____ DATASET RECORDS

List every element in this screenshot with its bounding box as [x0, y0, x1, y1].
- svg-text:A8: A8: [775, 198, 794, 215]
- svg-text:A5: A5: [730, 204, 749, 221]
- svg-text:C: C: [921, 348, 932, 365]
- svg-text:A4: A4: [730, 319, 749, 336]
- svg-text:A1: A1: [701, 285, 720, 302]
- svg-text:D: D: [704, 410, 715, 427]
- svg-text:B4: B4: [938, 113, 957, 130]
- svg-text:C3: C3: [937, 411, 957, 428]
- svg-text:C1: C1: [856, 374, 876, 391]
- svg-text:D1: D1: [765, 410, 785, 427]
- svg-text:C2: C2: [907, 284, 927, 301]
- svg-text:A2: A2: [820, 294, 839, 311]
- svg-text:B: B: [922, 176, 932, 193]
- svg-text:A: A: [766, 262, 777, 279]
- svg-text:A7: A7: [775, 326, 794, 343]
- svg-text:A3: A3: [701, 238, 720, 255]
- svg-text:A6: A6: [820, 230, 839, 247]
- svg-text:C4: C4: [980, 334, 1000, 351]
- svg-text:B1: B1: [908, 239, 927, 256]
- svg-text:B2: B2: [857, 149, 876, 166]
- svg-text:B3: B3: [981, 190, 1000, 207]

________

WRITTEN PROBLEM: Tally the lines of the material above that contain the string "screenshot", counting case as it appears. Give only the number.

ANSWER TO THIS EXERCISE: 1